■ Records shown

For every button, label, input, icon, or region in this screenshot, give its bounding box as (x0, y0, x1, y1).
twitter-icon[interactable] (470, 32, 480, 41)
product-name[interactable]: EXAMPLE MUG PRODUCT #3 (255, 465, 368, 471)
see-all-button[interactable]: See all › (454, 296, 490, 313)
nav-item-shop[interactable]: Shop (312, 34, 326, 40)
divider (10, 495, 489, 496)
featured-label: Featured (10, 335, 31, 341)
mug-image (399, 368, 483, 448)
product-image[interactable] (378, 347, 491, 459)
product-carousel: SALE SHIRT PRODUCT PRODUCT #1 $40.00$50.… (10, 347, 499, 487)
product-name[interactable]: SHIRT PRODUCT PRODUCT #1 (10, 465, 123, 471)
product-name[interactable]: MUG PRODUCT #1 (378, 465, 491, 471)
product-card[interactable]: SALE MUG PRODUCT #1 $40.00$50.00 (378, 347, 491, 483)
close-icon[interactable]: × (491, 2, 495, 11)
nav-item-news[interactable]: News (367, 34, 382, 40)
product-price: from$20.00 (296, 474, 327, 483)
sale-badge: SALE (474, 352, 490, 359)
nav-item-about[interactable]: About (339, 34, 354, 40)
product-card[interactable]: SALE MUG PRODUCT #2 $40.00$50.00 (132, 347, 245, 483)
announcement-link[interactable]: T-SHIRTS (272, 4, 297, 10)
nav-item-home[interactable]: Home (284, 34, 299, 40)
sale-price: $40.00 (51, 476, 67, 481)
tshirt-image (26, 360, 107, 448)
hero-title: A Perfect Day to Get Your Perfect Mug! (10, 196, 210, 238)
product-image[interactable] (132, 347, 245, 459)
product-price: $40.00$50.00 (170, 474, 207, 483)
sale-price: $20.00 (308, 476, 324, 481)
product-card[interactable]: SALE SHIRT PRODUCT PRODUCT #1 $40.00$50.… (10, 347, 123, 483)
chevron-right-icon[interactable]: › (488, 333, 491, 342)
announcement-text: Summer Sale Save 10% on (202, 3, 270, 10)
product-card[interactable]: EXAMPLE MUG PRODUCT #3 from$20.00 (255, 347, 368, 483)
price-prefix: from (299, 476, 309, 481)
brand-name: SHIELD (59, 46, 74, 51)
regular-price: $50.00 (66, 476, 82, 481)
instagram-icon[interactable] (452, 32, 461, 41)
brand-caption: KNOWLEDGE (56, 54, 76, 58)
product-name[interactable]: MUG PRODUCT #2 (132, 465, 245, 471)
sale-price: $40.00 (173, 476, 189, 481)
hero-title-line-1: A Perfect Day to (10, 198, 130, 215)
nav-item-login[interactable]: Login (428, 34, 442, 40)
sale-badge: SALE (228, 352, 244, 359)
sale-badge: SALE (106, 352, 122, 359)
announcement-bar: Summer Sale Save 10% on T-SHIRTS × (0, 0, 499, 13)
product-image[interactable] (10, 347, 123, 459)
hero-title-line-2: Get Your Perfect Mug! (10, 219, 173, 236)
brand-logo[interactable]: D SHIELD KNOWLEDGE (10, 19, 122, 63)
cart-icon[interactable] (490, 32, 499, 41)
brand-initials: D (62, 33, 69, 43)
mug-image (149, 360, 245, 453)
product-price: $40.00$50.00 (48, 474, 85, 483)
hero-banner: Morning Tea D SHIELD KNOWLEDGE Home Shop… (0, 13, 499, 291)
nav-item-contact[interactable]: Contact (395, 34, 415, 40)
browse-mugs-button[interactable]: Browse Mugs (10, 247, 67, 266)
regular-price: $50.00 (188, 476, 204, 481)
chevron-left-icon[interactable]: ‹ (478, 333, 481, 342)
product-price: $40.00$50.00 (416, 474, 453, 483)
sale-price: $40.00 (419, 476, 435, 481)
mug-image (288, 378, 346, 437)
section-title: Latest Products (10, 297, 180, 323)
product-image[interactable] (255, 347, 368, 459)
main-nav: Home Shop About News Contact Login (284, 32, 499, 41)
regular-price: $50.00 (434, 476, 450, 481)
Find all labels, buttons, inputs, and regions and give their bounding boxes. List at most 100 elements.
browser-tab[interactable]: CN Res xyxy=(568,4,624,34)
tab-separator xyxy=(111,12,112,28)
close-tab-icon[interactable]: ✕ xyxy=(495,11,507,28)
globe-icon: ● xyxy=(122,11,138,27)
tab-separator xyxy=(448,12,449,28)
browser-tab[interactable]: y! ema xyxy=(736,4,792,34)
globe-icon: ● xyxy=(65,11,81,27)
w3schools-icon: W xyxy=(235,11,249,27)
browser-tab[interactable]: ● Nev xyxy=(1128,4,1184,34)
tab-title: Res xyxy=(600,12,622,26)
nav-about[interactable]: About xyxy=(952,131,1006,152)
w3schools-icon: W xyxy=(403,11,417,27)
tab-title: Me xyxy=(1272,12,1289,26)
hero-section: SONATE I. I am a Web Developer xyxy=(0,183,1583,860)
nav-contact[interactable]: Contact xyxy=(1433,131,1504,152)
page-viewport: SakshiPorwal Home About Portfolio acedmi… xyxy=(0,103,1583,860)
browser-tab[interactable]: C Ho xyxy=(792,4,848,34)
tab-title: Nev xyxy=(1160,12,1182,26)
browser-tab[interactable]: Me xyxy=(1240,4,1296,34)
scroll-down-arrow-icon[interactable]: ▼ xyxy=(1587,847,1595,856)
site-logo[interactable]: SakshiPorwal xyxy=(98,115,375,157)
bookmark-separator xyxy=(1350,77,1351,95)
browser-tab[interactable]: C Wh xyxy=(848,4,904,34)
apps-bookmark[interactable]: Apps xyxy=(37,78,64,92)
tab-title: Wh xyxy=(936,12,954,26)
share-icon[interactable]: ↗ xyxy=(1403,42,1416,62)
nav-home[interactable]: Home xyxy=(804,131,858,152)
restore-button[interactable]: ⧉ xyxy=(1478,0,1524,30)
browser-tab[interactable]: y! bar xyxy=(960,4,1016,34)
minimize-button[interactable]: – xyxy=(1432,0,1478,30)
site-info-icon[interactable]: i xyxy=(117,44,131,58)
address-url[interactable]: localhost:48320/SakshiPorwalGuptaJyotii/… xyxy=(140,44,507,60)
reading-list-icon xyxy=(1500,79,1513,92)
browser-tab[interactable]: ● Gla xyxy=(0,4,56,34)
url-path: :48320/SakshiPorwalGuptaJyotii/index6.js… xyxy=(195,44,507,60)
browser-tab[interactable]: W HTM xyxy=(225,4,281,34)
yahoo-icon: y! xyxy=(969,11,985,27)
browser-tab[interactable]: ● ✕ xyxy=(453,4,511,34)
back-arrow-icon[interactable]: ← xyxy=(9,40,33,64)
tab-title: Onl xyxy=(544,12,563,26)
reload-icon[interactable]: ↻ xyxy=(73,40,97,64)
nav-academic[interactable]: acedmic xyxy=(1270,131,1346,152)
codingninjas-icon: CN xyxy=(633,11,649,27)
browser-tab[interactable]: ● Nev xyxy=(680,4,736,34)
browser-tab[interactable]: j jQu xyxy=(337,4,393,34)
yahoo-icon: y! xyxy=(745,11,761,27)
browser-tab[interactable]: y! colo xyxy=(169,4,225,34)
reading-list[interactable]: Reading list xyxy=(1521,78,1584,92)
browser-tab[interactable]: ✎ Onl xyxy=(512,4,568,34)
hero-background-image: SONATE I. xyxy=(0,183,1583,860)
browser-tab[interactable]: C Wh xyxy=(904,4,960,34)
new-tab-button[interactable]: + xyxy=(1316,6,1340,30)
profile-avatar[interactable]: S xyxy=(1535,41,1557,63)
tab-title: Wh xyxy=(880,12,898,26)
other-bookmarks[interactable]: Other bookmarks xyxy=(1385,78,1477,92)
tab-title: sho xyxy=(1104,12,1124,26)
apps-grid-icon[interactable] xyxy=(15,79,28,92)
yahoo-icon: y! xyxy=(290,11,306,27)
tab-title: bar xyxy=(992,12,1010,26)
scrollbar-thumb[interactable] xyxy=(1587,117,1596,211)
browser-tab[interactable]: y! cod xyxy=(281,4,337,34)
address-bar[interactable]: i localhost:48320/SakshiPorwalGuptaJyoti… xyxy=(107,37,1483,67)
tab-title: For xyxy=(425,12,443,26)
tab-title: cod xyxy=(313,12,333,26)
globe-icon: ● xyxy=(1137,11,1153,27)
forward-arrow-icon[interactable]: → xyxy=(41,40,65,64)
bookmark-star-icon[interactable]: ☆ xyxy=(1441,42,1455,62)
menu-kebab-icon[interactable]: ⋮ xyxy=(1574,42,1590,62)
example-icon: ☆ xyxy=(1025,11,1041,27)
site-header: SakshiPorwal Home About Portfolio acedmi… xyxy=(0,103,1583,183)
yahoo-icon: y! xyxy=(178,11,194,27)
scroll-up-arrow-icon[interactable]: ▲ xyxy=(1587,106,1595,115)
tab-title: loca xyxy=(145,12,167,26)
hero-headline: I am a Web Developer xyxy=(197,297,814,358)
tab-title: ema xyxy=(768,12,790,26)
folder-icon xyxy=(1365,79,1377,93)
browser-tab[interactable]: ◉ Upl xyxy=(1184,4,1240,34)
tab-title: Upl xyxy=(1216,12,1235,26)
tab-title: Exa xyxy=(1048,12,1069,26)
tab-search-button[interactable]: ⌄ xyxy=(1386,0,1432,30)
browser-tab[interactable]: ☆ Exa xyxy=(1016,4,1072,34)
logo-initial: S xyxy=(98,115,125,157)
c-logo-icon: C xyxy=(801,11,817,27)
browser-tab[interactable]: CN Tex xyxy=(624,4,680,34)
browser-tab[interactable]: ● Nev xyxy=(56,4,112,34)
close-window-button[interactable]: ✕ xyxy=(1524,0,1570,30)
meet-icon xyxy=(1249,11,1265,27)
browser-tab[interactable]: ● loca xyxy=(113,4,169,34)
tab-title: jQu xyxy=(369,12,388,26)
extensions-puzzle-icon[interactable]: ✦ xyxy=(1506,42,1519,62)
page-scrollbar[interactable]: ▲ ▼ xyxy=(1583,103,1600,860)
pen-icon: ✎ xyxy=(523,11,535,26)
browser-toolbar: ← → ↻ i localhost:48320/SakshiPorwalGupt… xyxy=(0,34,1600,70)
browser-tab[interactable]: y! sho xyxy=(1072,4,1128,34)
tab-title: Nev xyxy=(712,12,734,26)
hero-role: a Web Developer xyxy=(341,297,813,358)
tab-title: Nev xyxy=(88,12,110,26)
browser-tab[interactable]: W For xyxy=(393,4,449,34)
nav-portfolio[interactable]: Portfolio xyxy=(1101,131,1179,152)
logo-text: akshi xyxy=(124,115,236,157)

■ Goal of the exercise
Output as a JSON list of strings the lines of the listing from its first line through the line containing "featured-label: Featured (10, 335, 31, 341)", with one string per line and blank lines left out.

■ Complete response
[
  "For every button, label, input, icon, or region in this screenshot, give its bounding box as (x0, y0, x1, y1).",
  "twitter-icon[interactable] (470, 32, 480, 41)",
  "product-name[interactable]: EXAMPLE MUG PRODUCT #3 (255, 465, 368, 471)",
  "see-all-button[interactable]: See all › (454, 296, 490, 313)",
  "nav-item-shop[interactable]: Shop (312, 34, 326, 40)",
  "divider (10, 495, 489, 496)",
  "featured-label: Featured (10, 335, 31, 341)"
]